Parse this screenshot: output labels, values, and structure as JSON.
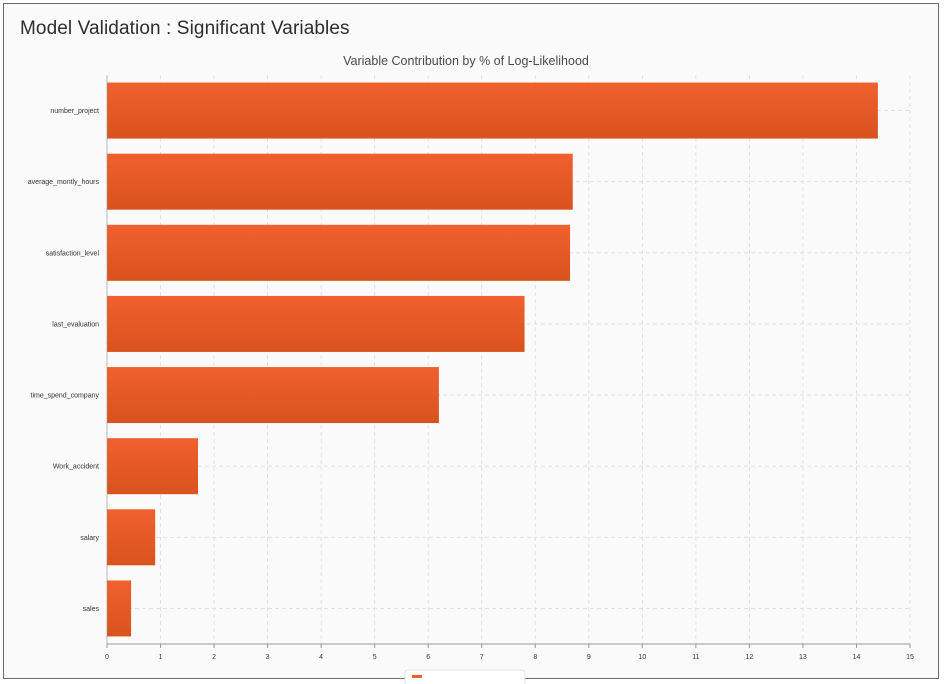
{
  "page": {
    "title": "Model Validation : Significant Variables"
  },
  "chart_data": {
    "type": "bar",
    "orientation": "horizontal",
    "title": "Variable Contribution by % of Log-Likelihood",
    "xlabel": "",
    "ylabel": "",
    "categories": [
      "number_project",
      "average_montly_hours",
      "satisfaction_level",
      "last_evaluation",
      "time_spend_company",
      "Work_accident",
      "salary",
      "sales"
    ],
    "values": [
      14.4,
      8.7,
      8.65,
      7.8,
      6.2,
      1.7,
      0.9,
      0.45
    ],
    "xlim": [
      0,
      15
    ],
    "x_ticks": [
      0,
      1,
      2,
      3,
      4,
      5,
      6,
      7,
      8,
      9,
      10,
      11,
      12,
      13,
      14,
      15
    ],
    "grid": true,
    "legend": "bottom",
    "colors": {
      "bar": "#f0602e",
      "bar_edge": "#d9531f",
      "grid": "#dcdcdc",
      "axis": "#999999"
    }
  }
}
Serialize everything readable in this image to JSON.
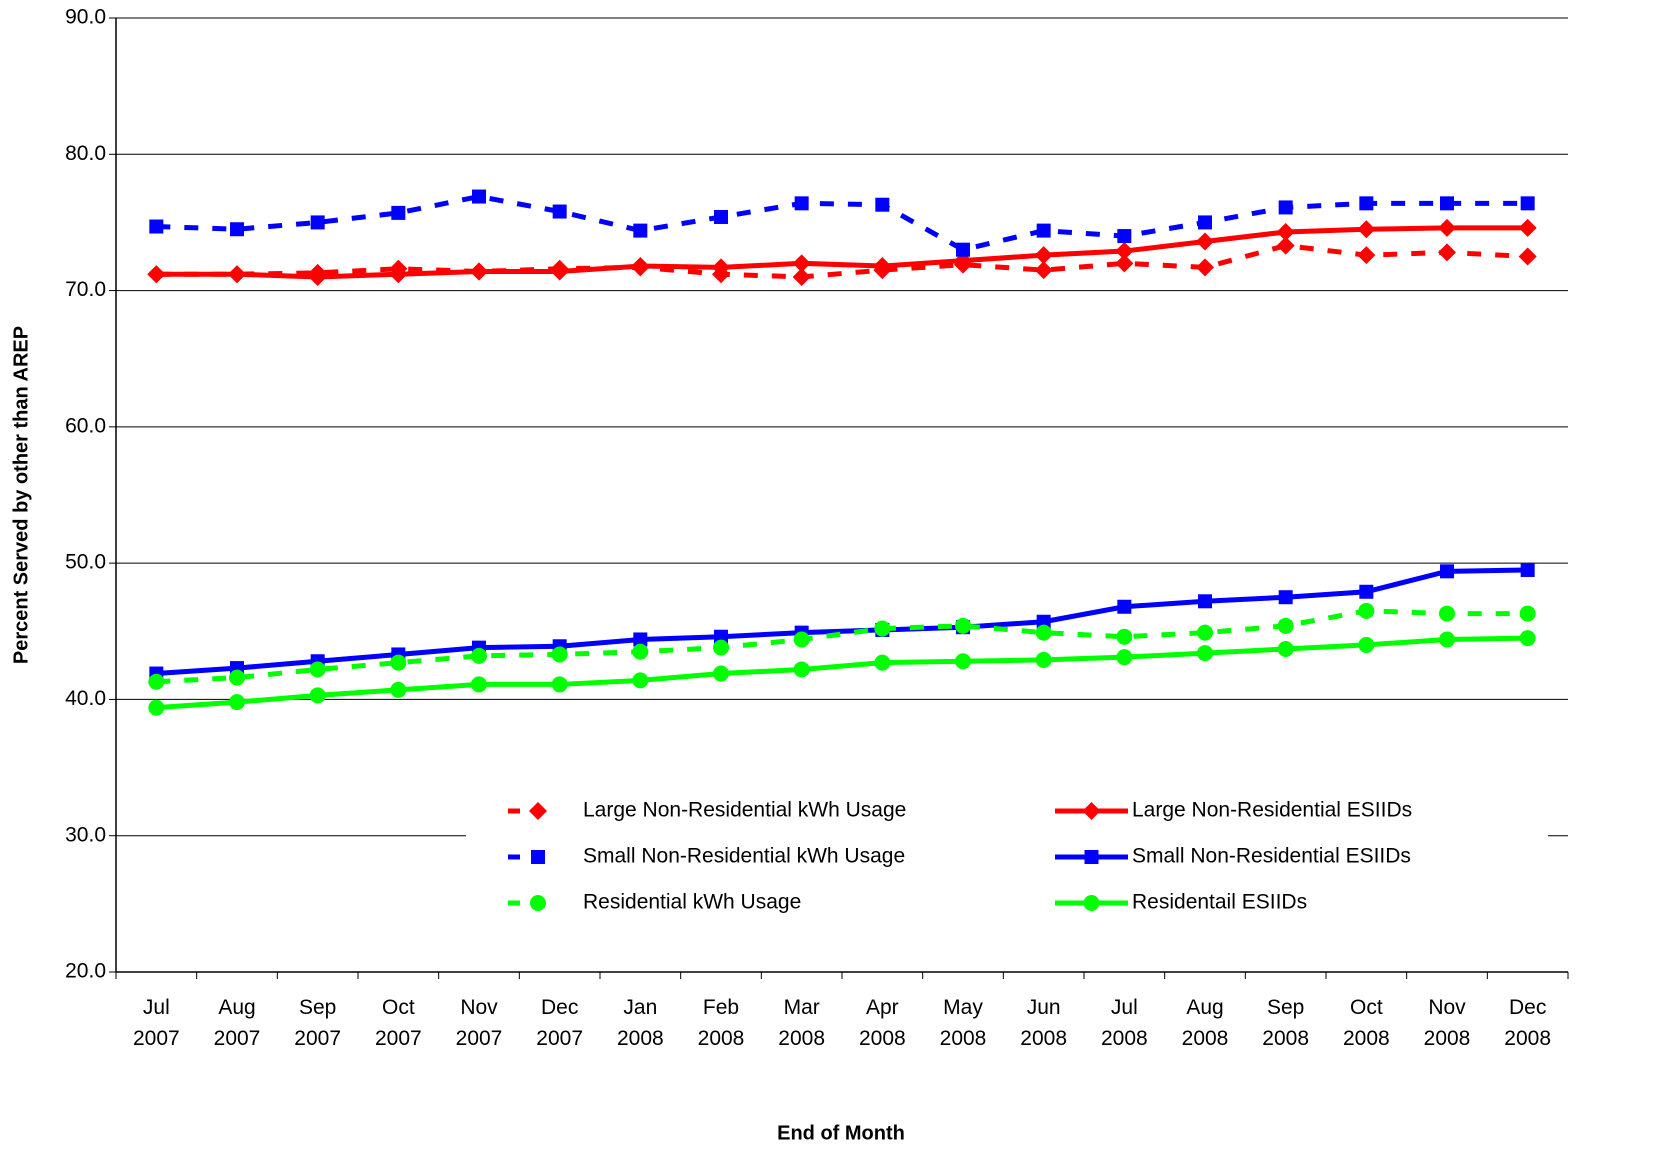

*STATED TASK*: Copy the data character for character, but drop all pictures from the copy.

*THE RESPONSE*:
Parse this screenshot: output labels, values, and structure as JSON.
{
  "page": {
    "title": "Model Validation : Significant Variables"
  },
  "chart_data": {
    "type": "bar",
    "orientation": "horizontal",
    "title": "Variable Contribution by % of Log-Likelihood",
    "xlabel": "",
    "ylabel": "",
    "categories": [
      "number_project",
      "average_montly_hours",
      "satisfaction_level",
      "last_evaluation",
      "time_spend_company",
      "Work_accident",
      "salary",
      "sales"
    ],
    "values": [
      14.4,
      8.7,
      8.65,
      7.8,
      6.2,
      1.7,
      0.9,
      0.45
    ],
    "xlim": [
      0,
      15
    ],
    "x_ticks": [
      0,
      1,
      2,
      3,
      4,
      5,
      6,
      7,
      8,
      9,
      10,
      11,
      12,
      13,
      14,
      15
    ],
    "grid": true,
    "legend": "bottom",
    "colors": {
      "bar": "#f0602e",
      "bar_edge": "#d9531f",
      "grid": "#dcdcdc",
      "axis": "#999999"
    }
  }
}
Serialize everything readable in this image to JSON.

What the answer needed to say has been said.